Written request — Reproduce the lines verbatim from the start of the records through the line containing "histogram-bin bbox=[147, 158, 165, 394]", including that line.

Information supplied —
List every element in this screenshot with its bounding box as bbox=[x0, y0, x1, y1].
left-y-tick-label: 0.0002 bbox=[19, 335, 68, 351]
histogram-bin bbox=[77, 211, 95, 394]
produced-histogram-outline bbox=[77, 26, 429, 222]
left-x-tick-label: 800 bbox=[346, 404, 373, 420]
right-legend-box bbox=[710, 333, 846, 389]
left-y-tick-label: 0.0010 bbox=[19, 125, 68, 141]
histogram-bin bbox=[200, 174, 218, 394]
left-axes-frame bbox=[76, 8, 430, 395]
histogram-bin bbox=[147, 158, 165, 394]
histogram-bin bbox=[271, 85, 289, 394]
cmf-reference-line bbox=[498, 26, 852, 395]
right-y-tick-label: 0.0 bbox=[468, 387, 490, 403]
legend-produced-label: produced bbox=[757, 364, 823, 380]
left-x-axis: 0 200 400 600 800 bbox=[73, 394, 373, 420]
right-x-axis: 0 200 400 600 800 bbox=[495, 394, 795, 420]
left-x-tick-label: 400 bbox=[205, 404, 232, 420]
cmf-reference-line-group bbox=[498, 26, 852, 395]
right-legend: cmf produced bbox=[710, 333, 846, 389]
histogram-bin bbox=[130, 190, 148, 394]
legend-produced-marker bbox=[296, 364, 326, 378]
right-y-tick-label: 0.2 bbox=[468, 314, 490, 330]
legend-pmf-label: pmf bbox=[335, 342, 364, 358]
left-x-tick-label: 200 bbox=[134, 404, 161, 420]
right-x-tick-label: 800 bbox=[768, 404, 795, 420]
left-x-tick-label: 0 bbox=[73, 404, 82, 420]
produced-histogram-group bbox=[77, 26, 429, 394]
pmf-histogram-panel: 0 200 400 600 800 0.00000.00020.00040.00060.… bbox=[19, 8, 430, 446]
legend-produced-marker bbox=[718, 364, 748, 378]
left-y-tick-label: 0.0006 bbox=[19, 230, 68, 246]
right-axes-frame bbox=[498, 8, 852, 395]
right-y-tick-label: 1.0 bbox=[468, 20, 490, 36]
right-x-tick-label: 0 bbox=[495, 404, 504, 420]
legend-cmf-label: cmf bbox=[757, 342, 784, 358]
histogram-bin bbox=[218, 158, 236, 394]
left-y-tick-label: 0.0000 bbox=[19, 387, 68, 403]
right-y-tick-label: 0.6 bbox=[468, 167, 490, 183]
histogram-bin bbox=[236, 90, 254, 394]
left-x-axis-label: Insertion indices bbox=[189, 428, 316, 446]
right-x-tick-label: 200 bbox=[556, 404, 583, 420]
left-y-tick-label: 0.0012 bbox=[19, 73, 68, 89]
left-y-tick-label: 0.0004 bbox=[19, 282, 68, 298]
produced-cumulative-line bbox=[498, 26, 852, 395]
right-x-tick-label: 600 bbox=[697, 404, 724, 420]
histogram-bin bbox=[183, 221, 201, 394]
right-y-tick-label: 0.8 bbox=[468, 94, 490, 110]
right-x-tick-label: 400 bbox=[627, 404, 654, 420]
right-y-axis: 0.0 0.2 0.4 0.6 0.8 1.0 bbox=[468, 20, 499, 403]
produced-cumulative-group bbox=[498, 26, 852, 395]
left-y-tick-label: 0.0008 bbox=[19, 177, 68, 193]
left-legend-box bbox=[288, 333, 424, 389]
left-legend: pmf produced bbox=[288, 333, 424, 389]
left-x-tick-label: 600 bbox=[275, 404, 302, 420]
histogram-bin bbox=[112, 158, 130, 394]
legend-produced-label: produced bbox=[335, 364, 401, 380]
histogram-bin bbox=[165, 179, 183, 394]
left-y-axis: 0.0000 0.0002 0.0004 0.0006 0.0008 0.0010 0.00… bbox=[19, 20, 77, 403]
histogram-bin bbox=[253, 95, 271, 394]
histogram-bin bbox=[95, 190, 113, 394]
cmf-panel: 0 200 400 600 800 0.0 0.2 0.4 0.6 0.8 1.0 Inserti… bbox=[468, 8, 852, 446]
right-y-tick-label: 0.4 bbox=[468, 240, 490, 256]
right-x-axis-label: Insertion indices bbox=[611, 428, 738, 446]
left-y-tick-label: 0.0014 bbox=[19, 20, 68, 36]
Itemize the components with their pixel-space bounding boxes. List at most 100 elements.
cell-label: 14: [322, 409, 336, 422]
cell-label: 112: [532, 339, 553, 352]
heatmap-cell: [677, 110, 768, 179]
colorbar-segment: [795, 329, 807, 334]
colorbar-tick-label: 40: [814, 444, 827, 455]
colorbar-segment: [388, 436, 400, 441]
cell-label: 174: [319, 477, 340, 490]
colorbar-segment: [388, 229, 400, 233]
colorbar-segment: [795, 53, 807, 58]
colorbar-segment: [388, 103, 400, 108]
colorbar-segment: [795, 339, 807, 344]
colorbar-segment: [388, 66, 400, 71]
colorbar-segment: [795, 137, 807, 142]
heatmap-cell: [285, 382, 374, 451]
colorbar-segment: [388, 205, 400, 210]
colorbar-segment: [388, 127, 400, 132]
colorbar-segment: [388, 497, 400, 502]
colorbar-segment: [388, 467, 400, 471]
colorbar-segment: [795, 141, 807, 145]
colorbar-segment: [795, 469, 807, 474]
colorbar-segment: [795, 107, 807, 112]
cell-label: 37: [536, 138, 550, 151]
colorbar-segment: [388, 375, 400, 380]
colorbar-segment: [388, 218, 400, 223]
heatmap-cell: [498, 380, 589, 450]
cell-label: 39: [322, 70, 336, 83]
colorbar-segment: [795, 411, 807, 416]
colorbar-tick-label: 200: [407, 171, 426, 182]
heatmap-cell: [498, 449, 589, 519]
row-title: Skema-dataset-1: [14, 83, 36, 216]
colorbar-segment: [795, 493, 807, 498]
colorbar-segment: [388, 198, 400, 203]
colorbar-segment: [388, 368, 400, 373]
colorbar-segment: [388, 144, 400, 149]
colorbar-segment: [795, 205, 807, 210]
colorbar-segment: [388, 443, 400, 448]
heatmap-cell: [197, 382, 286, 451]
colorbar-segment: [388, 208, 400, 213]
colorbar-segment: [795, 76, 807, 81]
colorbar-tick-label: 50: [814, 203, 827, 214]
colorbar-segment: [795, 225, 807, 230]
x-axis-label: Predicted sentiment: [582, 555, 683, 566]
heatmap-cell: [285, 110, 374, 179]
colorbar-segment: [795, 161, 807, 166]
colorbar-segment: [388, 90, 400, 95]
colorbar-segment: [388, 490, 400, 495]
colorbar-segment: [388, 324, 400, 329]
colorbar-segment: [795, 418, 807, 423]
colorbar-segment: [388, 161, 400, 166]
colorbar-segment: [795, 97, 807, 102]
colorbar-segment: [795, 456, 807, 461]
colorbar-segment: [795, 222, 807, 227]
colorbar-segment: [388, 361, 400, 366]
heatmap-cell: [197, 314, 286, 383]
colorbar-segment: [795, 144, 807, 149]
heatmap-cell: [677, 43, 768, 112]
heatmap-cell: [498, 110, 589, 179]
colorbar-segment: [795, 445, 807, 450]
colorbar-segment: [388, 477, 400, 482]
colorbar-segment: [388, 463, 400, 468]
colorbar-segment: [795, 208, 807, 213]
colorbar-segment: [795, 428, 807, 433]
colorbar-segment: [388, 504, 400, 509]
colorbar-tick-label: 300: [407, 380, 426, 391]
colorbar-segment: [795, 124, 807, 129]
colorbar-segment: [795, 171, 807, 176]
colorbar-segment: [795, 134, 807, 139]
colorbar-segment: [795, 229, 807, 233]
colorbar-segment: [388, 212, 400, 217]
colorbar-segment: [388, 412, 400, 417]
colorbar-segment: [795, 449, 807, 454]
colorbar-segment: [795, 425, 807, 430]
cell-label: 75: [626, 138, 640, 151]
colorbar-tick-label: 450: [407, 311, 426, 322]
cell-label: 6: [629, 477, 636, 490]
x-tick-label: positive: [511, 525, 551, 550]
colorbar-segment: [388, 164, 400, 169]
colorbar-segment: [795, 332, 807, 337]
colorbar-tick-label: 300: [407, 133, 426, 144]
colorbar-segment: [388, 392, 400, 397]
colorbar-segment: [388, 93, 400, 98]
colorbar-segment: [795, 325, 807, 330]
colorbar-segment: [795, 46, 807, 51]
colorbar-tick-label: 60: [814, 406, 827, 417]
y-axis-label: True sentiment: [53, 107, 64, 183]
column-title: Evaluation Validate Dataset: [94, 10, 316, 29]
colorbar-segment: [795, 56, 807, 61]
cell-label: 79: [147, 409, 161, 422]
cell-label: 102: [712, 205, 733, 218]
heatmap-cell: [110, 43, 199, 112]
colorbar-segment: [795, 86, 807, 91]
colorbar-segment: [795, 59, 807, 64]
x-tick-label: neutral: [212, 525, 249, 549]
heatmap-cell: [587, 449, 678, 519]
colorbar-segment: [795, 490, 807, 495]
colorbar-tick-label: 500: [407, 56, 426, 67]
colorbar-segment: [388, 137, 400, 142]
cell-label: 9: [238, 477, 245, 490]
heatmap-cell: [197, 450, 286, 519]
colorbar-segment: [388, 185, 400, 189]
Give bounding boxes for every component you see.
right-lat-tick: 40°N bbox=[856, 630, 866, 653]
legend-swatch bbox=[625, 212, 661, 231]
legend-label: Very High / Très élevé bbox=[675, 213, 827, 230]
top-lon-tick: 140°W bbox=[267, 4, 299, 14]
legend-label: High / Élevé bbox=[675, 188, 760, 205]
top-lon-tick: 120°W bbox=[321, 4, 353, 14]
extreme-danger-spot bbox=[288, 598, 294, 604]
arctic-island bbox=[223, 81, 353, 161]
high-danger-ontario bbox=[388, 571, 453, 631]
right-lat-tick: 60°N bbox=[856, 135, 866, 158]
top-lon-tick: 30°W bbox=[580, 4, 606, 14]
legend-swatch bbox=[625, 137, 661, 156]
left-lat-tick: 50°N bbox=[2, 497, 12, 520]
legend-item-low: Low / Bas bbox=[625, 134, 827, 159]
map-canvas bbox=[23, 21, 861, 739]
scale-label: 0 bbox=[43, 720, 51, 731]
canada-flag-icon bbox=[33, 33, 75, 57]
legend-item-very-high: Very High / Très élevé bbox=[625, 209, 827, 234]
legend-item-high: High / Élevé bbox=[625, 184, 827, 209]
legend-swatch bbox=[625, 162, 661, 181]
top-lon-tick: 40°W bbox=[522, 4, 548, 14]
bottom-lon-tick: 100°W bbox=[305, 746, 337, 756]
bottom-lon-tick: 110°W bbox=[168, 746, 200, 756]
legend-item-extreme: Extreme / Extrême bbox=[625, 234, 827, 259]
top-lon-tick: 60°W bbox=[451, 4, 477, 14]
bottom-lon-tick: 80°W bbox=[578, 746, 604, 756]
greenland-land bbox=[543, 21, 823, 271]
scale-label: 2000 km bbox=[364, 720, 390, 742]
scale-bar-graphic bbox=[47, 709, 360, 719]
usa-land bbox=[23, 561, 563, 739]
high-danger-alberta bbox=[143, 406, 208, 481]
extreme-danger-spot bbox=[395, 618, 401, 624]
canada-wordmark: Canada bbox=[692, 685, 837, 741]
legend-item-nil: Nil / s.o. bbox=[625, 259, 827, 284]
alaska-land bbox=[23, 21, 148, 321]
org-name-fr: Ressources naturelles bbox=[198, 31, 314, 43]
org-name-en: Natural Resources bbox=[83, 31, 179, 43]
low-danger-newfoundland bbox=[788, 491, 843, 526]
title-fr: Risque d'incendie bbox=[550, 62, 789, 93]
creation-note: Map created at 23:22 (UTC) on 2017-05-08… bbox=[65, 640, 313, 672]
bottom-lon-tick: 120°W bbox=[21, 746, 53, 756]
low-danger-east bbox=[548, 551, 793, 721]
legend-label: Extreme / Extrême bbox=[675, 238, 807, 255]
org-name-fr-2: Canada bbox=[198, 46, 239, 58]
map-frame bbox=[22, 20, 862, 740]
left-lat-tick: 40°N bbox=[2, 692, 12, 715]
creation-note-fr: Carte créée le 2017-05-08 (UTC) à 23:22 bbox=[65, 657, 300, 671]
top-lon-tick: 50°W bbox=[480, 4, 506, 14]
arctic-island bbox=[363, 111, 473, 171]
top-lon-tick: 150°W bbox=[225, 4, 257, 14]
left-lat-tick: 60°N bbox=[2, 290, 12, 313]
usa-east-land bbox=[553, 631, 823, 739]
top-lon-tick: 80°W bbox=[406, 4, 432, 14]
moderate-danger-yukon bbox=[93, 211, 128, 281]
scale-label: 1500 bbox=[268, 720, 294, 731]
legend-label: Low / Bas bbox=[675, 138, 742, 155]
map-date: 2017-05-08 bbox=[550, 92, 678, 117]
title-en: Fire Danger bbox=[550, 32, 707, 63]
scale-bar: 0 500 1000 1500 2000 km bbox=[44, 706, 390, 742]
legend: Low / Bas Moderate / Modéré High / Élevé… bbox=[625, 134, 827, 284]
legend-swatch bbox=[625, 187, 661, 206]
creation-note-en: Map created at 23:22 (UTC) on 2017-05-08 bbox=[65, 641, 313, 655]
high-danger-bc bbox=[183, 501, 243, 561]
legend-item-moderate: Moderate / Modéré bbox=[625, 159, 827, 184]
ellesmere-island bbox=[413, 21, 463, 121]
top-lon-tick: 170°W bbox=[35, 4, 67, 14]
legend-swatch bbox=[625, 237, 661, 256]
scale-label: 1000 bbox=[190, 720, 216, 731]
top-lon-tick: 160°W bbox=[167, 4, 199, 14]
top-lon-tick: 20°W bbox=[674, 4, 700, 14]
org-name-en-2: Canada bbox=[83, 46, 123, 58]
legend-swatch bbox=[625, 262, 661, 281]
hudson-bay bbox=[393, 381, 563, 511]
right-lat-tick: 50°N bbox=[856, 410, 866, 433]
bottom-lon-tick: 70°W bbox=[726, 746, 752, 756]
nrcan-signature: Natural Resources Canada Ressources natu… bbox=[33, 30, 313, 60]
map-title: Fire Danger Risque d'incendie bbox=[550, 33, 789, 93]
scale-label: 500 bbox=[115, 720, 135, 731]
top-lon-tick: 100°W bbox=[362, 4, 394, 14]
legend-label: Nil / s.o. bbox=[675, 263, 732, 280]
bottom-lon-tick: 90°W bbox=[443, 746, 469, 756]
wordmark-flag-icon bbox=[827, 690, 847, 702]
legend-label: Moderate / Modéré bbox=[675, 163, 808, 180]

Solution for this task —
List every element in this screenshot with its bounding box as bbox=[x0, y0, x1, y1].
left-y-tick-label: 0.0002 bbox=[19, 335, 68, 351]
histogram-bin bbox=[77, 211, 95, 394]
produced-histogram-outline bbox=[77, 26, 429, 222]
left-x-tick-label: 800 bbox=[346, 404, 373, 420]
right-legend-box bbox=[710, 333, 846, 389]
left-y-tick-label: 0.0010 bbox=[19, 125, 68, 141]
histogram-bin bbox=[200, 174, 218, 394]
left-axes-frame bbox=[76, 8, 430, 395]
histogram-bin bbox=[147, 158, 165, 394]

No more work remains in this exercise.